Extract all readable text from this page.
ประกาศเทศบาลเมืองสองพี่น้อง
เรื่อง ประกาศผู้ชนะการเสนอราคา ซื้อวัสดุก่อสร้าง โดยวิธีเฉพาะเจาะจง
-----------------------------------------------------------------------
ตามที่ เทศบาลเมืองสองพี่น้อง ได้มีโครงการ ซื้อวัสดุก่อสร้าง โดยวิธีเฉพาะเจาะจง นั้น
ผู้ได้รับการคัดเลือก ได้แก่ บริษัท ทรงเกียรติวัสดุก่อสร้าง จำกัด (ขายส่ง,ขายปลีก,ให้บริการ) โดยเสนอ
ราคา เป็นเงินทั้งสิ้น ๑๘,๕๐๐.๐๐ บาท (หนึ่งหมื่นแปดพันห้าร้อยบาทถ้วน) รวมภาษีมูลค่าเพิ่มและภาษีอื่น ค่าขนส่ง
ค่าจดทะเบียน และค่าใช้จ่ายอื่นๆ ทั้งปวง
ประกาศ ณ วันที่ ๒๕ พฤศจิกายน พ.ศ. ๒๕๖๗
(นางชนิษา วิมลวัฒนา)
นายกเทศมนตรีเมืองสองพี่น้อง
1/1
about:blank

Exercise details ▸
Take every line from the records above that has the word "เฉพาะเจาะจง" and copy it.

Result of this task ▸
เรื่อง ประกาศผู้ชนะการเสนอราคา ซื้อวัสดุก่อสร้าง โดยวิธีเฉพาะเจาะจง
ตามที่ เทศบาลเมืองสองพี่น้อง ได้มีโครงการ ซื้อวัสดุก่อสร้าง โดยวิธีเฉพาะเจาะจง นั้น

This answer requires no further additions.